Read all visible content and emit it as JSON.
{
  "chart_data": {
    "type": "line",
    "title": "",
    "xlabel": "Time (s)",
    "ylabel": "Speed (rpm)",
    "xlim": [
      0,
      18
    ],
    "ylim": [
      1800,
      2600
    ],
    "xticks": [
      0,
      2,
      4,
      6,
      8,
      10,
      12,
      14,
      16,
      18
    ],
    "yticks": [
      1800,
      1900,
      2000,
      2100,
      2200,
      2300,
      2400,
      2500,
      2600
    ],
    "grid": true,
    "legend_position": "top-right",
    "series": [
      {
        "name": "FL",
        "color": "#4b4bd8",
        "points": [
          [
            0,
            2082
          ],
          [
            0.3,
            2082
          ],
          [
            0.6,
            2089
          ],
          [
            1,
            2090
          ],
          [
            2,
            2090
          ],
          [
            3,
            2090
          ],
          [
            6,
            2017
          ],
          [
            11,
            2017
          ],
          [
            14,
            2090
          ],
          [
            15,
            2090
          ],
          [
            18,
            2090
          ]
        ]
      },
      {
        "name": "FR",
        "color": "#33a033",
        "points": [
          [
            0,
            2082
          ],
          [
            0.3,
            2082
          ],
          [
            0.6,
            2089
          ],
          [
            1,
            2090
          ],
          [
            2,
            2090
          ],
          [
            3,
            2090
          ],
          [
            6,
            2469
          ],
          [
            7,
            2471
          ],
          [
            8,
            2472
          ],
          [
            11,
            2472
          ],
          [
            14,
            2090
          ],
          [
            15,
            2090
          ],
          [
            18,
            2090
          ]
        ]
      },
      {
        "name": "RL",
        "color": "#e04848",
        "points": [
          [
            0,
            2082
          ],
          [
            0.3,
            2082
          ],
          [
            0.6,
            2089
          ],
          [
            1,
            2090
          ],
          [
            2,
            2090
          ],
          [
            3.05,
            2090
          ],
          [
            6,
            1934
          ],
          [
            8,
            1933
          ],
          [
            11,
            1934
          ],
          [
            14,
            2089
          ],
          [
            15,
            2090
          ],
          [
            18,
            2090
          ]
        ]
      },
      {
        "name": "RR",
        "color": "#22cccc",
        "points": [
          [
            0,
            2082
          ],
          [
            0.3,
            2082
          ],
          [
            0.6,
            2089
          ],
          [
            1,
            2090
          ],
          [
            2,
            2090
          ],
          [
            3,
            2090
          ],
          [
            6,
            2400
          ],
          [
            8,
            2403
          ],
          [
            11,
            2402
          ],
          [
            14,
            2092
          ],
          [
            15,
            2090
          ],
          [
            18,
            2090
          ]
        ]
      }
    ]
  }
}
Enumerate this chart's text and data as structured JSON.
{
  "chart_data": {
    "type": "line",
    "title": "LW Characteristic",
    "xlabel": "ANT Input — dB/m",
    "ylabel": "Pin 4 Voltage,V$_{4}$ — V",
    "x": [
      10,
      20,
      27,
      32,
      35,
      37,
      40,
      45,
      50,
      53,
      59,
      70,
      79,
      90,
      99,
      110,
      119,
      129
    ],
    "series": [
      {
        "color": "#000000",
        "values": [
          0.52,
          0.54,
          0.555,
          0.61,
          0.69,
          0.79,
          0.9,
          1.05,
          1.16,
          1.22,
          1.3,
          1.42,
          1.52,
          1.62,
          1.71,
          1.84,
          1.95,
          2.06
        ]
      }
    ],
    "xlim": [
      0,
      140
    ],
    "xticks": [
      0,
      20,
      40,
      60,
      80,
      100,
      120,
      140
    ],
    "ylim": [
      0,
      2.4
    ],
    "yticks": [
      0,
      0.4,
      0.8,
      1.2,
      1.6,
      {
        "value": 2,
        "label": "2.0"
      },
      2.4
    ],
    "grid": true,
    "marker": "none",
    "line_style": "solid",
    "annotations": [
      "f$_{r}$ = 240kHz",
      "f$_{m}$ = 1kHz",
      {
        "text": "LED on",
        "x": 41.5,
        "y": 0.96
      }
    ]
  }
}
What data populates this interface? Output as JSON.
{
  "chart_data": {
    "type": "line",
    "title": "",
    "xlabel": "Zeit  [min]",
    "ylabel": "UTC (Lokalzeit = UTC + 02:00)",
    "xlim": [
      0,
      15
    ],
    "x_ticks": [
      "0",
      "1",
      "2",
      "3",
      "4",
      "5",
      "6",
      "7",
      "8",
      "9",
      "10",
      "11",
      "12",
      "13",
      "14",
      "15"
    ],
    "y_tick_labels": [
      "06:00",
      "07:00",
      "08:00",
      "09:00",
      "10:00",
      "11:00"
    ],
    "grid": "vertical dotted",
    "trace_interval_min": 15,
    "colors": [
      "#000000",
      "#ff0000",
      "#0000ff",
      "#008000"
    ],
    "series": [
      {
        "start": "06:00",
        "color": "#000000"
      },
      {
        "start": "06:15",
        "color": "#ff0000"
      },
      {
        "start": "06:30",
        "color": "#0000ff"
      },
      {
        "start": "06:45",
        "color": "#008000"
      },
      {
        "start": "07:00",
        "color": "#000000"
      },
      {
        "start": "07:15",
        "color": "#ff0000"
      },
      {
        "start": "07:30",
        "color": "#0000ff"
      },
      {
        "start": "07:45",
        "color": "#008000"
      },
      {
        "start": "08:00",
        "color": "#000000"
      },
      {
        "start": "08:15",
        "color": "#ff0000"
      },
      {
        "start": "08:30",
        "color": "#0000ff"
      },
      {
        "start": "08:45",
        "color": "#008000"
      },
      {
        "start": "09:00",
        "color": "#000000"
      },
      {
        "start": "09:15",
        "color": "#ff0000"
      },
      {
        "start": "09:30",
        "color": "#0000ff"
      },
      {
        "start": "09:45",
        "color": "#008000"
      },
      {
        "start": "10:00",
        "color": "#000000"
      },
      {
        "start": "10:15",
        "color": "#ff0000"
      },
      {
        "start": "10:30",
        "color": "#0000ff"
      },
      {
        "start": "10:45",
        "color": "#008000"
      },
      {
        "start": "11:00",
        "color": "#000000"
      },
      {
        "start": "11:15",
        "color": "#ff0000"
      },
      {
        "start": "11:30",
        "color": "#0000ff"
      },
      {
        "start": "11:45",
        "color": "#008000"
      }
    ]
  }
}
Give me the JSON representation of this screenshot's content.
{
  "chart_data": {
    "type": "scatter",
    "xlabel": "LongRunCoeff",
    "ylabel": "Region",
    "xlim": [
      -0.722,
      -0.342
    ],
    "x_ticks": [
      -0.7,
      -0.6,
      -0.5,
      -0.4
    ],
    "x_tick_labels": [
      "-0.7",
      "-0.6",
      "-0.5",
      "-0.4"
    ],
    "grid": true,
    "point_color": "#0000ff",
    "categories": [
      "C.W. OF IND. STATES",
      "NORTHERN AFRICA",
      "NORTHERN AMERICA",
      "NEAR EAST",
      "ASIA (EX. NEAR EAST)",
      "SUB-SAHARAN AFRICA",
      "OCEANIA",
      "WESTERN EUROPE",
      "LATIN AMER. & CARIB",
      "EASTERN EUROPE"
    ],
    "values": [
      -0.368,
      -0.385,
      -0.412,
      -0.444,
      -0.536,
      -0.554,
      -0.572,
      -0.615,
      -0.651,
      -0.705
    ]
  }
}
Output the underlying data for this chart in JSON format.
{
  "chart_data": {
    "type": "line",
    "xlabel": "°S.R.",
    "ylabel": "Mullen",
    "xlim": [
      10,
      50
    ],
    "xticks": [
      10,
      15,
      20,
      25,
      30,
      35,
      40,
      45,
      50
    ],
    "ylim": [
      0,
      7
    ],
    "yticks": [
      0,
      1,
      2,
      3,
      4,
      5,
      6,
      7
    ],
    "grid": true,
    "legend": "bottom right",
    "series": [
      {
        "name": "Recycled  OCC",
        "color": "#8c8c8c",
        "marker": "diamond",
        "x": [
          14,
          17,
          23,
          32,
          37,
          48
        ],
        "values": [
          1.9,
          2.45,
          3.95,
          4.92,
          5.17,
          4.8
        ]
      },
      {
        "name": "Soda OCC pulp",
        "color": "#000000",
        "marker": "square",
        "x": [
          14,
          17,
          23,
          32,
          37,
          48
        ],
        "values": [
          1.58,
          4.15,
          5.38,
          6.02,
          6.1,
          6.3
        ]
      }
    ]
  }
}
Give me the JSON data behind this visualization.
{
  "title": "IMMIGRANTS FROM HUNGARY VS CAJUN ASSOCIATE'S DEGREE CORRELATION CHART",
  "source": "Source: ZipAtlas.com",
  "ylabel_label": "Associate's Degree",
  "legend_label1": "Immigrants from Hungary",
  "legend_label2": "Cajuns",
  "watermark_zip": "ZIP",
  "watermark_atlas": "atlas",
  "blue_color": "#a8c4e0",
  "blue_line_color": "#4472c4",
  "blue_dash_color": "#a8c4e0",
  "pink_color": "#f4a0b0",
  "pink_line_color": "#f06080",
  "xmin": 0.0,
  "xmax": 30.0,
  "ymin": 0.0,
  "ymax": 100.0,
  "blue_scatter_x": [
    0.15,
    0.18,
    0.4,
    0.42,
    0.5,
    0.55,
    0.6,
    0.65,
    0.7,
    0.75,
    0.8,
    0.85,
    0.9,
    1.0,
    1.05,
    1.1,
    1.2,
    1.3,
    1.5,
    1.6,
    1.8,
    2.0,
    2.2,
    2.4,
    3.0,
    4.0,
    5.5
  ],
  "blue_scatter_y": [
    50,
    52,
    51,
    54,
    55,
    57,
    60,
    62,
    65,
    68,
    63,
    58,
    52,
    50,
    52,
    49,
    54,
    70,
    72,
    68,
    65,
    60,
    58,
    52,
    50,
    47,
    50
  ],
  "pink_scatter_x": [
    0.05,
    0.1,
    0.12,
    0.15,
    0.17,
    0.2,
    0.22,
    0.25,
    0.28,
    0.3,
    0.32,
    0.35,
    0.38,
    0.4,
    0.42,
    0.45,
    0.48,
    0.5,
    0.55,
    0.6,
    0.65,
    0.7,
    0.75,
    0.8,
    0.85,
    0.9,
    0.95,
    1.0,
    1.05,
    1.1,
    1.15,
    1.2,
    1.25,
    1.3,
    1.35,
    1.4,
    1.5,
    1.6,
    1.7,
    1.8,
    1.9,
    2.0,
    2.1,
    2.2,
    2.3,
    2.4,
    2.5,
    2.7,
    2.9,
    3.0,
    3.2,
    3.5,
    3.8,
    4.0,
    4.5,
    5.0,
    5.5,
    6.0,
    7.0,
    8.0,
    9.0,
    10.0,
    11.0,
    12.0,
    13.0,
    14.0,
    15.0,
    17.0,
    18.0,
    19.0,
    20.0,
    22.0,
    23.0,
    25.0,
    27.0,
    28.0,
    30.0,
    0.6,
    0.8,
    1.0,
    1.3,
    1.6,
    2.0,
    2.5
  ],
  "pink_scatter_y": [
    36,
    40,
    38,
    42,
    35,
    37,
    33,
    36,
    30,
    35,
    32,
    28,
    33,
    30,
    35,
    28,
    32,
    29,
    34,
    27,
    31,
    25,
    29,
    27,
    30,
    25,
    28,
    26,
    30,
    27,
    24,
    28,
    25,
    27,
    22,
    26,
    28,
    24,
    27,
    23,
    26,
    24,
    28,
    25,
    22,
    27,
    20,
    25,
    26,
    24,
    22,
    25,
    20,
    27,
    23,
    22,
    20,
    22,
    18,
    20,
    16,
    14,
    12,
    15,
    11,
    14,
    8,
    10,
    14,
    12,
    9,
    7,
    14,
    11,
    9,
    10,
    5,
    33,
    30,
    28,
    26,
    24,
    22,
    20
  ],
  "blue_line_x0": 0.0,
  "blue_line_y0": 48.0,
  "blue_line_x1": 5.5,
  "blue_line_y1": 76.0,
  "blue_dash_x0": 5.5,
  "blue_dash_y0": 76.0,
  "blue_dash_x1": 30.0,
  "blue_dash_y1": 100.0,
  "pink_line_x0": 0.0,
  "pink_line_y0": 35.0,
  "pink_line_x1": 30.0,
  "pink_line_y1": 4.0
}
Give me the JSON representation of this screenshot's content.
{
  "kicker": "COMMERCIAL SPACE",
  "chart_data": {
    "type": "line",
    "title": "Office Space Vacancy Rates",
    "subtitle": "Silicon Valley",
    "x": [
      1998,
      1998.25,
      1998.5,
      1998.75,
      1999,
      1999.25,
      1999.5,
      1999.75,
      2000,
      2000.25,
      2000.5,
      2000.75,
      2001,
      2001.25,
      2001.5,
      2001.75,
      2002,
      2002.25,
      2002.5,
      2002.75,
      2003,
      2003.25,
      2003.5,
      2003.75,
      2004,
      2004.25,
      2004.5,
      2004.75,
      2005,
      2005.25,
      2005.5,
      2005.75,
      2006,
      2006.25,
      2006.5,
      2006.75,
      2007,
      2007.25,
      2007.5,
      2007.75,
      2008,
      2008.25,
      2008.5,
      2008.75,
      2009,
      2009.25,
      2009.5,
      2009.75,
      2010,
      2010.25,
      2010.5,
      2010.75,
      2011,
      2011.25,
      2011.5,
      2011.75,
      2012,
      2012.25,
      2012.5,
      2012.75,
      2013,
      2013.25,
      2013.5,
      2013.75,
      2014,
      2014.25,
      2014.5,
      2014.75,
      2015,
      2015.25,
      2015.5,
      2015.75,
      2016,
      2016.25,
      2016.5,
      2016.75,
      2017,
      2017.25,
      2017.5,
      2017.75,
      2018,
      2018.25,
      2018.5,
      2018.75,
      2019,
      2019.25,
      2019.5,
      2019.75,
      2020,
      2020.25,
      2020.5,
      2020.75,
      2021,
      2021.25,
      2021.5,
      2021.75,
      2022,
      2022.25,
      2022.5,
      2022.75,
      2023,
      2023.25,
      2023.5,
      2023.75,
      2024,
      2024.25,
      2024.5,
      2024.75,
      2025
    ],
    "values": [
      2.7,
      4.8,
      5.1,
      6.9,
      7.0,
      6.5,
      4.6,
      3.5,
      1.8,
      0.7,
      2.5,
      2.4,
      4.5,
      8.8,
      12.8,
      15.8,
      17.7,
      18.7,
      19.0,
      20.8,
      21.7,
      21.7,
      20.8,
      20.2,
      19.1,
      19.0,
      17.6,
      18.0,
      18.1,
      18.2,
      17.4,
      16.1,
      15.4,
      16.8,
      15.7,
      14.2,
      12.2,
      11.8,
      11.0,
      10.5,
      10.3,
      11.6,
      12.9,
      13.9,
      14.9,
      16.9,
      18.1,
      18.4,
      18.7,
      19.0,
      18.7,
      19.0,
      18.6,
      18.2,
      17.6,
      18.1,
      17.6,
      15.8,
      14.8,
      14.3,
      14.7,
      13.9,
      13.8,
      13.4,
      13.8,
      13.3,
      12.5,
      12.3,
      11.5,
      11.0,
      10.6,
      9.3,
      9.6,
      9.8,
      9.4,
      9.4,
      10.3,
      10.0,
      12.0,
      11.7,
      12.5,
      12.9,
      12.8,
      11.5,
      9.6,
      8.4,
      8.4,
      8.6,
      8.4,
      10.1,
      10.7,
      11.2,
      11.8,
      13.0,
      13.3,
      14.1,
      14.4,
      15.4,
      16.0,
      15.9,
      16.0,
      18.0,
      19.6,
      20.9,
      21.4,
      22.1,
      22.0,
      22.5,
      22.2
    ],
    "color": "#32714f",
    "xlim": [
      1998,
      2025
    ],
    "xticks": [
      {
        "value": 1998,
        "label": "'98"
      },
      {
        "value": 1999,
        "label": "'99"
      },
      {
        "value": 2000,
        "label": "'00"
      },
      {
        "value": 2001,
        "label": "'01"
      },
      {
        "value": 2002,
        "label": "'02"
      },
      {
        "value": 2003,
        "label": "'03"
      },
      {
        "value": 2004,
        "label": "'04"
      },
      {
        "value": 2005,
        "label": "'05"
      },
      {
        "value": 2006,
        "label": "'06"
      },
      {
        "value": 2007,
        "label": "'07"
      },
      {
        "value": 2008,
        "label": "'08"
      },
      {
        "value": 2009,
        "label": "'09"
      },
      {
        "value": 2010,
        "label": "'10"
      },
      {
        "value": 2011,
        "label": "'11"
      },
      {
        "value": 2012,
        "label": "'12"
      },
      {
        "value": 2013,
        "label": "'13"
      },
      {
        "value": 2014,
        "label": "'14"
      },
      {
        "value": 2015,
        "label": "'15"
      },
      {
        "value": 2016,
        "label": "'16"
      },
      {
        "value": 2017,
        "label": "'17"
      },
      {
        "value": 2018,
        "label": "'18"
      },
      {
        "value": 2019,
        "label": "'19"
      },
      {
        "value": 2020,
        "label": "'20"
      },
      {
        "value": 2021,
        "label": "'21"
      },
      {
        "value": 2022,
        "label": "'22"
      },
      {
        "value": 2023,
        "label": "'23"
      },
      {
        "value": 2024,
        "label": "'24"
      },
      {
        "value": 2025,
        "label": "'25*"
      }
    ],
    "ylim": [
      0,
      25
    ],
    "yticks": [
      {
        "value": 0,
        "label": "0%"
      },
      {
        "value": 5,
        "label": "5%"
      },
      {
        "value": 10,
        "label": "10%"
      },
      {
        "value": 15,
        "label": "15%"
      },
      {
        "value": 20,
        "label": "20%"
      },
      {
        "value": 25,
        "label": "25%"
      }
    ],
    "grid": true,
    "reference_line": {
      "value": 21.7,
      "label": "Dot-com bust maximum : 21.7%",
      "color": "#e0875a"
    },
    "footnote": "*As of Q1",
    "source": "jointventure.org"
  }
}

──────

#### Given exercise
Among the lines of the material, find those that hold the word "name" and copy them.

#### Reply to the task
        "name": "FL",
        "name": "FR",
        "name": "RL",
        "name": "RR",
        "name": "Recycled  OCC",
        "name": "Soda OCC pulp",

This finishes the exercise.